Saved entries
================
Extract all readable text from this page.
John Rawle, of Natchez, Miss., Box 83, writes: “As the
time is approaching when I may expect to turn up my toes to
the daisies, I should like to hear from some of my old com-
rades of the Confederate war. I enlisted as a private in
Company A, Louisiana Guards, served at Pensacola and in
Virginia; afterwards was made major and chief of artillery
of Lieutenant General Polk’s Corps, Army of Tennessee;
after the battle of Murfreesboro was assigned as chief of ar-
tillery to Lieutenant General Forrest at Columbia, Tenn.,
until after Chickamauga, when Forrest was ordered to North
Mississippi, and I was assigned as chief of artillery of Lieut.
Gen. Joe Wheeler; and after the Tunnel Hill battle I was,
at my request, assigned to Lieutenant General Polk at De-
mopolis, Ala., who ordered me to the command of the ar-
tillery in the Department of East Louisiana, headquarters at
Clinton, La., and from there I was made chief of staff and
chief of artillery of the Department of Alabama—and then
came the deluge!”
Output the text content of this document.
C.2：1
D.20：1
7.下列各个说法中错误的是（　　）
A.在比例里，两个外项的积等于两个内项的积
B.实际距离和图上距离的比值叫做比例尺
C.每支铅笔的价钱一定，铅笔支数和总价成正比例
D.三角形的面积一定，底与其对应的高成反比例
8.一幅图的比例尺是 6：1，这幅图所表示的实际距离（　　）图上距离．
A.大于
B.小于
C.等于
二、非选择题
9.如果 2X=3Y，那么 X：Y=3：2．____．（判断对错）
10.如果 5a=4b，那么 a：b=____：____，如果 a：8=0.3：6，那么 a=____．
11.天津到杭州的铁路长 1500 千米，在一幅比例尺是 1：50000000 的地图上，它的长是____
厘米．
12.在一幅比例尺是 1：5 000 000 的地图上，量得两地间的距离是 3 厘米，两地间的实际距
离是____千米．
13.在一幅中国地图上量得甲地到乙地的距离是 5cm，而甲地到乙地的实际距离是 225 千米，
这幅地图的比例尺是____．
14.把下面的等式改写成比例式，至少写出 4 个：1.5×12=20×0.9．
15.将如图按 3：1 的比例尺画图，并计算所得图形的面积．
================
*Given problem*:
Return the material exactly as it stands.

*Answer to this exercise*:
Extract all readable text from this page.
John Rawle, of Natchez, Miss., Box 83, writes: “As the
time is approaching when I may expect to turn up my toes to
the daisies, I should like to hear from some of my old com-
rades of the Confederate war. I enlisted as a private in
Company A, Louisiana Guards, served at Pensacola and in
Virginia; afterwards was made major and chief of artillery
of Lieutenant General Polk’s Corps, Army of Tennessee;
after the battle of Murfreesboro was assigned as chief of ar-
tillery to Lieutenant General Forrest at Columbia, Tenn.,
until after Chickamauga, when Forrest was ordered to North
Mississippi, and I was assigned as chief of artillery of Lieut.
Gen. Joe Wheeler; and after the Tunnel Hill battle I was,
at my request, assigned to Lieutenant General Polk at De-
mopolis, Ala., who ordered me to the command of the ar-
tillery in the Department of East Louisiana, headquarters at
Clinton, La., and from there I was made chief of staff and
chief of artillery of the Department of Alabama—and then
came the deluge!”
Output the text content of this document.
C.2：1
D.20：1
7.下列各个说法中错误的是（　　）
A.在比例里，两个外项的积等于两个内项的积
B.实际距离和图上距离的比值叫做比例尺
C.每支铅笔的价钱一定，铅笔支数和总价成正比例
D.三角形的面积一定，底与其对应的高成反比例
8.一幅图的比例尺是 6：1，这幅图所表示的实际距离（　　）图上距离．
A.大于
B.小于
C.等于
二、非选择题
9.如果 2X=3Y，那么 X：Y=3：2．____．（判断对错）
10.如果 5a=4b，那么 a：b=____：____，如果 a：8=0.3：6，那么 a=____．
11.天津到杭州的铁路长 1500 千米，在一幅比例尺是 1：50000000 的地图上，它的长是____
厘米．
12.在一幅比例尺是 1：5 000 000 的地图上，量得两地间的距离是 3 厘米，两地间的实际距
离是____千米．
13.在一幅中国地图上量得甲地到乙地的距离是 5cm，而甲地到乙地的实际距离是 225 千米，
这幅地图的比例尺是____．
14.把下面的等式改写成比例式，至少写出 4 个：1.5×12=20×0.9．
15.将如图按 3：1 的比例尺画图，并计算所得图形的面积．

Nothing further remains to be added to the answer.